═════ Data to process

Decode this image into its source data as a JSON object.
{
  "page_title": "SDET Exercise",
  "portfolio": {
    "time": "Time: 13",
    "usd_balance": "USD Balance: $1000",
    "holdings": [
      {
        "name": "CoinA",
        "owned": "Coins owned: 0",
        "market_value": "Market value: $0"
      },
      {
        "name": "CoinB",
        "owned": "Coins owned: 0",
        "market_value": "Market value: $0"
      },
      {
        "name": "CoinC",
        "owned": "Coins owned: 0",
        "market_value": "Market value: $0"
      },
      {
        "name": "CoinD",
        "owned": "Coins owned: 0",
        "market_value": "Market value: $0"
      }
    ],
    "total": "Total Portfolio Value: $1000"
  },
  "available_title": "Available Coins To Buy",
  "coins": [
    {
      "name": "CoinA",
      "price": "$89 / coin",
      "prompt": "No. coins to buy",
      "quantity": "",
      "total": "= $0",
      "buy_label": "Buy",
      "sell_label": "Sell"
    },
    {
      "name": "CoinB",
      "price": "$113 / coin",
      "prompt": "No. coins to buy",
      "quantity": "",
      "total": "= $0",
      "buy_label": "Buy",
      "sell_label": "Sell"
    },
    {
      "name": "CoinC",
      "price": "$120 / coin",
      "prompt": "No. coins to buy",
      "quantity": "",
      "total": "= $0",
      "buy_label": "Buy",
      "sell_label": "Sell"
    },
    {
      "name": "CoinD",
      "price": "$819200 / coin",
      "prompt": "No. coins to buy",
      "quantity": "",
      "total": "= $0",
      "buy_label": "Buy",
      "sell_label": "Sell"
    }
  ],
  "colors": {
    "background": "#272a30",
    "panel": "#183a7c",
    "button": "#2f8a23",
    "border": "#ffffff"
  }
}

══════════

### What this task involves:
Reproduce the listing shown above in its entirety, exactly.

### Response to the task:
Decode this image into its source data as a JSON object.
{
  "page_title": "SDET Exercise",
  "portfolio": {
    "time": "Time: 13",
    "usd_balance": "USD Balance: $1000",
    "holdings": [
      {
        "name": "CoinA",
        "owned": "Coins owned: 0",
        "market_value": "Market value: $0"
      },
      {
        "name": "CoinB",
        "owned": "Coins owned: 0",
        "market_value": "Market value: $0"
      },
      {
        "name": "CoinC",
        "owned": "Coins owned: 0",
        "market_value": "Market value: $0"
      },
      {
        "name": "CoinD",
        "owned": "Coins owned: 0",
        "market_value": "Market value: $0"
      }
    ],
    "total": "Total Portfolio Value: $1000"
  },
  "available_title": "Available Coins To Buy",
  "coins": [
    {
      "name": "CoinA",
      "price": "$89 / coin",
      "prompt": "No. coins to buy",
      "quantity": "",
      "total": "= $0",
      "buy_label": "Buy",
      "sell_label": "Sell"
    },
    {
      "name": "CoinB",
      "price": "$113 / coin",
      "prompt": "No. coins to buy",
      "quantity": "",
      "total": "= $0",
      "buy_label": "Buy",
      "sell_label": "Sell"
    },
    {
      "name": "CoinC",
      "price": "$120 / coin",
      "prompt": "No. coins to buy",
      "quantity": "",
      "total": "= $0",
      "buy_label": "Buy",
      "sell_label": "Sell"
    },
    {
      "name": "CoinD",
      "price": "$819200 / coin",
      "prompt": "No. coins to buy",
      "quantity": "",
      "total": "= $0",
      "buy_label": "Buy",
      "sell_label": "Sell"
    }
  ],
  "colors": {
    "background": "#272a30",
    "panel": "#183a7c",
    "button": "#2f8a23",
    "border": "#ffffff"
  }
}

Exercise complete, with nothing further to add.